■ **Data supplied**:
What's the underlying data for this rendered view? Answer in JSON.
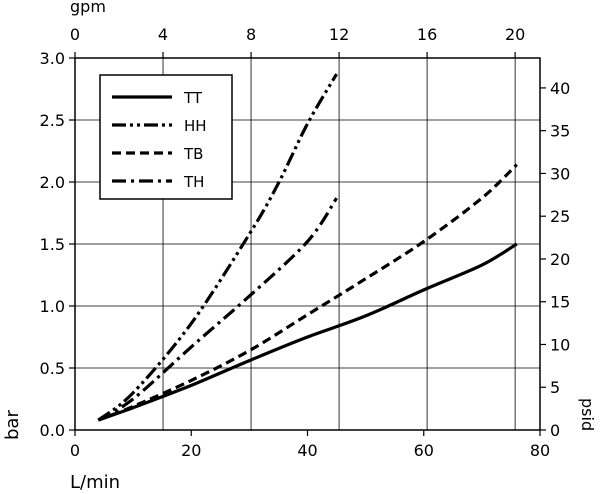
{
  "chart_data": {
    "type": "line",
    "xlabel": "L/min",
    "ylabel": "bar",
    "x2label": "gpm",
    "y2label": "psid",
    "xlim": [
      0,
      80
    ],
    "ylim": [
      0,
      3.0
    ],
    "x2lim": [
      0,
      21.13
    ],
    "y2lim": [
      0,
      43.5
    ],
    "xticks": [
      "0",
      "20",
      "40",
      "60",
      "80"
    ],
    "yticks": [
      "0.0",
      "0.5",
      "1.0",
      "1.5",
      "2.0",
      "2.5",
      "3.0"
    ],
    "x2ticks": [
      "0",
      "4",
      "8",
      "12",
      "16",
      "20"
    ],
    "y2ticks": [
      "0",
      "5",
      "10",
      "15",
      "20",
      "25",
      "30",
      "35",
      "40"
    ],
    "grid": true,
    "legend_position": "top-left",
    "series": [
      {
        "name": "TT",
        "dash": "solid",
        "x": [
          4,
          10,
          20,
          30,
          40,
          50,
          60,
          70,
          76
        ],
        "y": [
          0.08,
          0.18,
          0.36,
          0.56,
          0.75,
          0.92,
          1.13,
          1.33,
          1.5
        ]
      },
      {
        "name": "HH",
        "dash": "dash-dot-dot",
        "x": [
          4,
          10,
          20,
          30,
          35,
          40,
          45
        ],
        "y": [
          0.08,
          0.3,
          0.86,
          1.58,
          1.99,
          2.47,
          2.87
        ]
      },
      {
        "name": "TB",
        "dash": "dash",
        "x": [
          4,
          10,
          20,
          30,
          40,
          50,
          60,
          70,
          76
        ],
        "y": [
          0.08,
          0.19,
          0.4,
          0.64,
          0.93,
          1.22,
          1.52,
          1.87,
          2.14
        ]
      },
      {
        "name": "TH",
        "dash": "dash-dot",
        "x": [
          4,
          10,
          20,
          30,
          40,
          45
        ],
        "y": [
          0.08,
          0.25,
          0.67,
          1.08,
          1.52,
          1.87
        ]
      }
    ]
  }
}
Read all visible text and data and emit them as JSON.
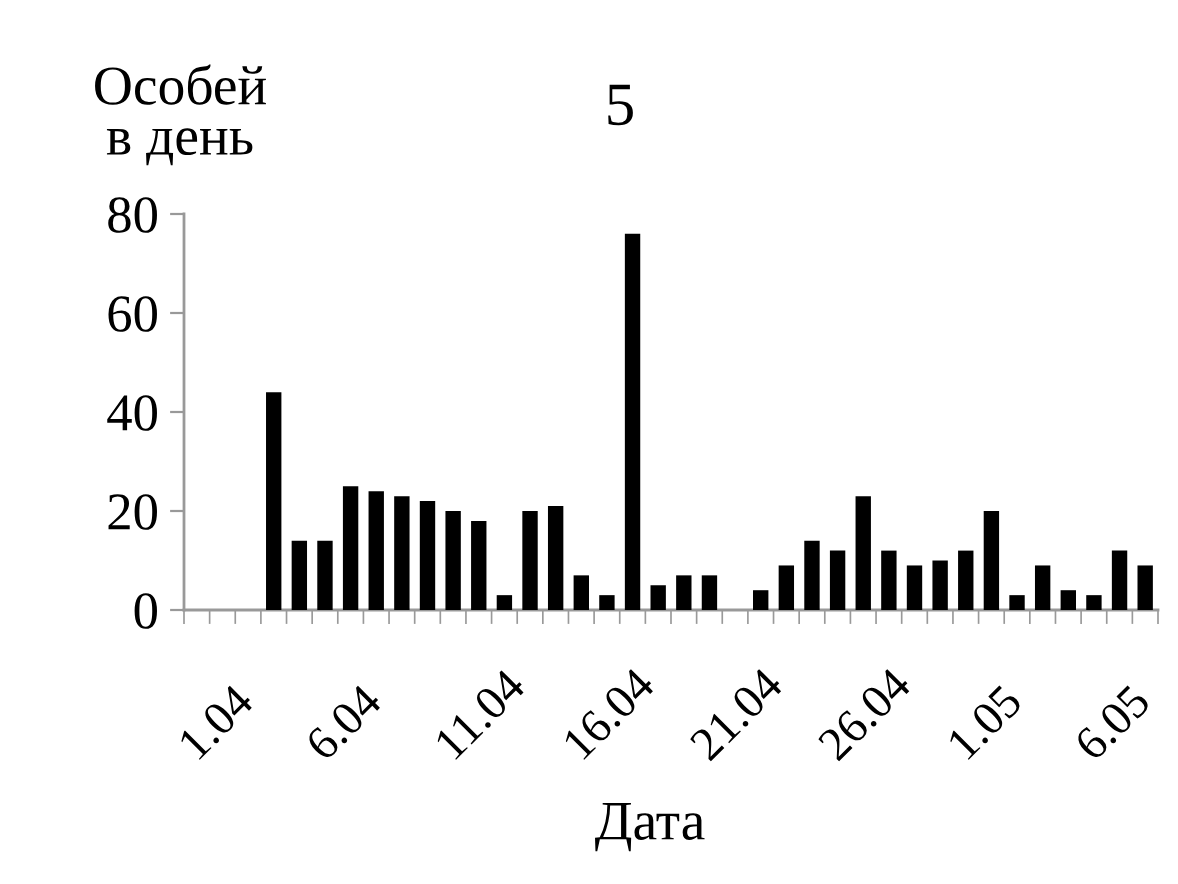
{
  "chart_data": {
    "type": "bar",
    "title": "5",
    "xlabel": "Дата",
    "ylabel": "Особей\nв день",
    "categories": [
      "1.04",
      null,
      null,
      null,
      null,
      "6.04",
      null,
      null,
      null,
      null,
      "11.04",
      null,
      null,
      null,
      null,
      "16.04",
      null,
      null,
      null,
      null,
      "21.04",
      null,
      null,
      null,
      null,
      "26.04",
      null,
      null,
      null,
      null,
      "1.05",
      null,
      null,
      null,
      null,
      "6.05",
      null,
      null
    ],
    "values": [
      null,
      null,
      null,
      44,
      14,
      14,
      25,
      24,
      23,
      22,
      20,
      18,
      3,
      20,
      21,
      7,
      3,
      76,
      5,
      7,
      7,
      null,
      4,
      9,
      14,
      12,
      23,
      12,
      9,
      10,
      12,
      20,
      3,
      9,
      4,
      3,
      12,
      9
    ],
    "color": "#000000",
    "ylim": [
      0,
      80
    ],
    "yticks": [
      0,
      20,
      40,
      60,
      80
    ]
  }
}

■ **Directive**:
Go through the data above and transcribe it in full, omitting any image.

■ **Task output**:
What's the underlying data for this rendered view? Answer in JSON.
{
  "chart_data": {
    "type": "line",
    "xlabel": "L/min",
    "ylabel": "bar",
    "x2label": "gpm",
    "y2label": "psid",
    "xlim": [
      0,
      80
    ],
    "ylim": [
      0,
      3.0
    ],
    "x2lim": [
      0,
      21.13
    ],
    "y2lim": [
      0,
      43.5
    ],
    "xticks": [
      "0",
      "20",
      "40",
      "60",
      "80"
    ],
    "yticks": [
      "0.0",
      "0.5",
      "1.0",
      "1.5",
      "2.0",
      "2.5",
      "3.0"
    ],
    "x2ticks": [
      "0",
      "4",
      "8",
      "12",
      "16",
      "20"
    ],
    "y2ticks": [
      "0",
      "5",
      "10",
      "15",
      "20",
      "25",
      "30",
      "35",
      "40"
    ],
    "grid": true,
    "legend_position": "top-left",
    "series": [
      {
        "name": "TT",
        "dash": "solid",
        "x": [
          4,
          10,
          20,
          30,
          40,
          50,
          60,
          70,
          76
        ],
        "y": [
          0.08,
          0.18,
          0.36,
          0.56,
          0.75,
          0.92,
          1.13,
          1.33,
          1.5
        ]
      },
      {
        "name": "HH",
        "dash": "dash-dot-dot",
        "x": [
          4,
          10,
          20,
          30,
          35,
          40,
          45
        ],
        "y": [
          0.08,
          0.3,
          0.86,
          1.58,
          1.99,
          2.47,
          2.87
        ]
      },
      {
        "name": "TB",
        "dash": "dash",
        "x": [
          4,
          10,
          20,
          30,
          40,
          50,
          60,
          70,
          76
        ],
        "y": [
          0.08,
          0.19,
          0.4,
          0.64,
          0.93,
          1.22,
          1.52,
          1.87,
          2.14
        ]
      },
      {
        "name": "TH",
        "dash": "dash-dot",
        "x": [
          4,
          10,
          20,
          30,
          40,
          45
        ],
        "y": [
          0.08,
          0.25,
          0.67,
          1.08,
          1.52,
          1.87
        ]
      }
    ]
  }
}
Read all visible text and data and emit them as JSON.
{
  "chart_data": {
    "type": "bar",
    "title": "5",
    "xlabel": "Дата",
    "ylabel": "Особей\nв день",
    "categories": [
      "1.04",
      null,
      null,
      null,
      null,
      "6.04",
      null,
      null,
      null,
      null,
      "11.04",
      null,
      null,
      null,
      null,
      "16.04",
      null,
      null,
      null,
      null,
      "21.04",
      null,
      null,
      null,
      null,
      "26.04",
      null,
      null,
      null,
      null,
      "1.05",
      null,
      null,
      null,
      null,
      "6.05",
      null,
      null
    ],
    "values": [
      null,
      null,
      null,
      44,
      14,
      14,
      25,
      24,
      23,
      22,
      20,
      18,
      3,
      20,
      21,
      7,
      3,
      76,
      5,
      7,
      7,
      null,
      4,
      9,
      14,
      12,
      23,
      12,
      9,
      10,
      12,
      20,
      3,
      9,
      4,
      3,
      12,
      9
    ],
    "color": "#000000",
    "ylim": [
      0,
      80
    ],
    "yticks": [
      0,
      20,
      40,
      60,
      80
    ]
  }
}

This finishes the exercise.